[Data records]
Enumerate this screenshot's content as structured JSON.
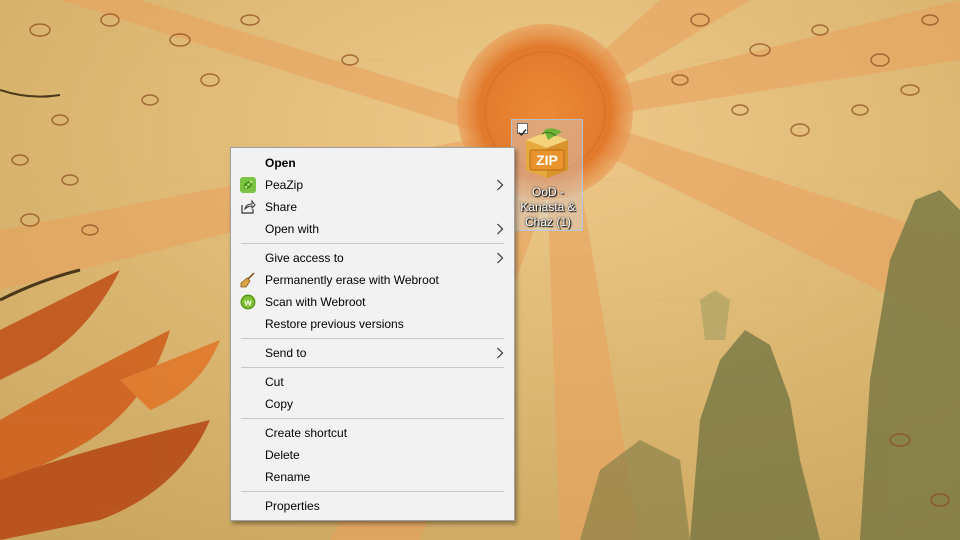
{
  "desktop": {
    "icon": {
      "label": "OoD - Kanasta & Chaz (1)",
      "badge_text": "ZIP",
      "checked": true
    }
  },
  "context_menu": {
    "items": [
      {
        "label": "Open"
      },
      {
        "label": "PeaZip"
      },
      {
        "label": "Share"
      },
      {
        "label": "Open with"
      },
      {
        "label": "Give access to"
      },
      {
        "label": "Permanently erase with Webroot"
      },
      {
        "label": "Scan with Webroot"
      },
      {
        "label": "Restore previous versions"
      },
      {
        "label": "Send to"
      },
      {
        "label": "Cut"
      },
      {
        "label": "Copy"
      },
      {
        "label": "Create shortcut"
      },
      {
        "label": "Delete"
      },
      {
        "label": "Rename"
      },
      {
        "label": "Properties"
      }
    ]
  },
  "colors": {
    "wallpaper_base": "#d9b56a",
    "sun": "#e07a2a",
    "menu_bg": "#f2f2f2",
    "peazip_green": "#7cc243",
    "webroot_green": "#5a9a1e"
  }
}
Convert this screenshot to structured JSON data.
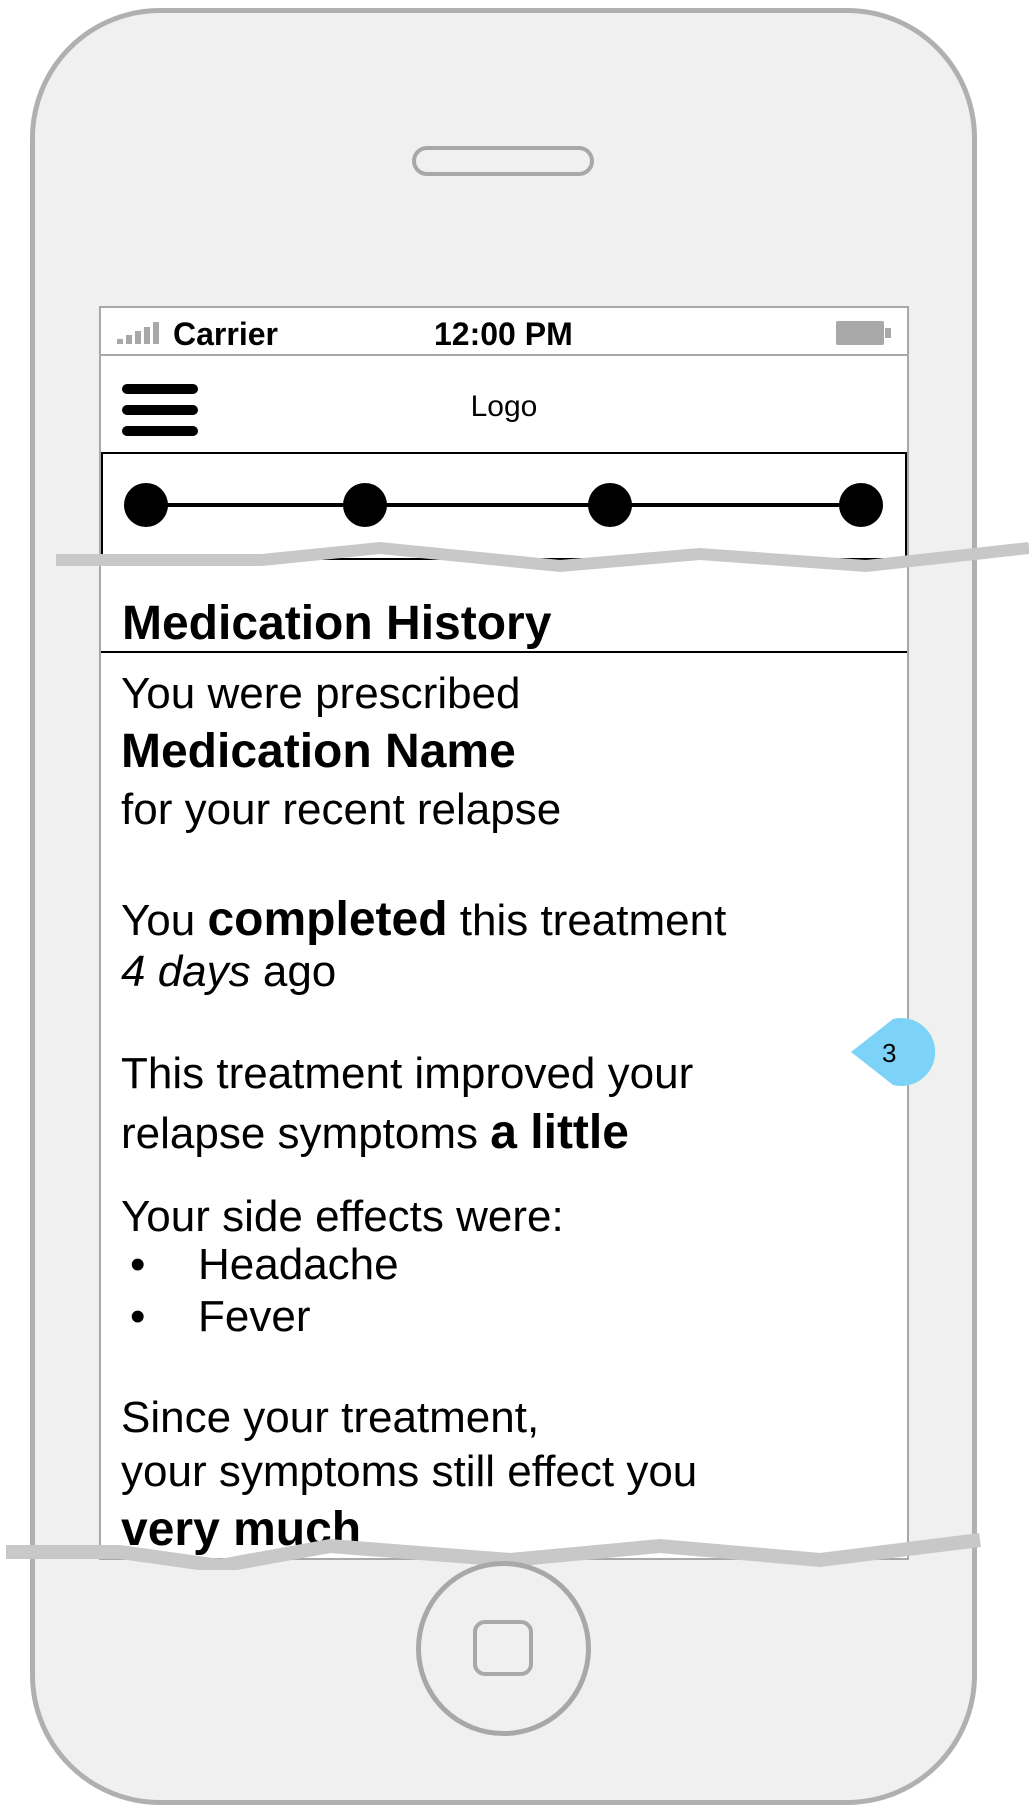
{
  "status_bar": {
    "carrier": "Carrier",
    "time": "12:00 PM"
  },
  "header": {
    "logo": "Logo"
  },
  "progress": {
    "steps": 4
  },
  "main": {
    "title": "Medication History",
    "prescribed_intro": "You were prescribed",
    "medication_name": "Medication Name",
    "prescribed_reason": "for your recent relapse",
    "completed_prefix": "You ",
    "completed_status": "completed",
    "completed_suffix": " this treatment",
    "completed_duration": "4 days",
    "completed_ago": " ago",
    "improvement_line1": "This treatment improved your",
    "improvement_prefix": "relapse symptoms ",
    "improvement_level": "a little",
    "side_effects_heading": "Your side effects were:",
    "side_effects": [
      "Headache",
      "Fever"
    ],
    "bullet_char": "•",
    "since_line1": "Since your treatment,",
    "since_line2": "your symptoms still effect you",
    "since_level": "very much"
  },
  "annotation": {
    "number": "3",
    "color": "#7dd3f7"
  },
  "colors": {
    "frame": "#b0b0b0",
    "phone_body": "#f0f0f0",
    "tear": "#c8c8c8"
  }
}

**Task objective**
Each line of the data is to be duplicated exactly; pictures stay out of the copy.

**The reply**
Enumerate this screenshot's content as structured JSON.
{
  "desktop": {
    "icon": {
      "label": "OoD - Kanasta & Chaz (1)",
      "badge_text": "ZIP",
      "checked": true
    }
  },
  "context_menu": {
    "items": [
      {
        "label": "Open"
      },
      {
        "label": "PeaZip"
      },
      {
        "label": "Share"
      },
      {
        "label": "Open with"
      },
      {
        "label": "Give access to"
      },
      {
        "label": "Permanently erase with Webroot"
      },
      {
        "label": "Scan with Webroot"
      },
      {
        "label": "Restore previous versions"
      },
      {
        "label": "Send to"
      },
      {
        "label": "Cut"
      },
      {
        "label": "Copy"
      },
      {
        "label": "Create shortcut"
      },
      {
        "label": "Delete"
      },
      {
        "label": "Rename"
      },
      {
        "label": "Properties"
      }
    ]
  },
  "colors": {
    "wallpaper_base": "#d9b56a",
    "sun": "#e07a2a",
    "menu_bg": "#f2f2f2",
    "peazip_green": "#7cc243",
    "webroot_green": "#5a9a1e"
  }
}
Convert this screenshot to structured JSON data.
{
  "status_bar": {
    "carrier": "Carrier",
    "time": "12:00 PM"
  },
  "header": {
    "logo": "Logo"
  },
  "progress": {
    "steps": 4
  },
  "main": {
    "title": "Medication History",
    "prescribed_intro": "You were prescribed",
    "medication_name": "Medication Name",
    "prescribed_reason": "for your recent relapse",
    "completed_prefix": "You ",
    "completed_status": "completed",
    "completed_suffix": " this treatment",
    "completed_duration": "4 days",
    "completed_ago": " ago",
    "improvement_line1": "This treatment improved your",
    "improvement_prefix": "relapse symptoms ",
    "improvement_level": "a little",
    "side_effects_heading": "Your side effects were:",
    "side_effects": [
      "Headache",
      "Fever"
    ],
    "bullet_char": "•",
    "since_line1": "Since your treatment,",
    "since_line2": "your symptoms still effect you",
    "since_level": "very much"
  },
  "annotation": {
    "number": "3",
    "color": "#7dd3f7"
  },
  "colors": {
    "frame": "#b0b0b0",
    "phone_body": "#f0f0f0",
    "tear": "#c8c8c8"
  }
}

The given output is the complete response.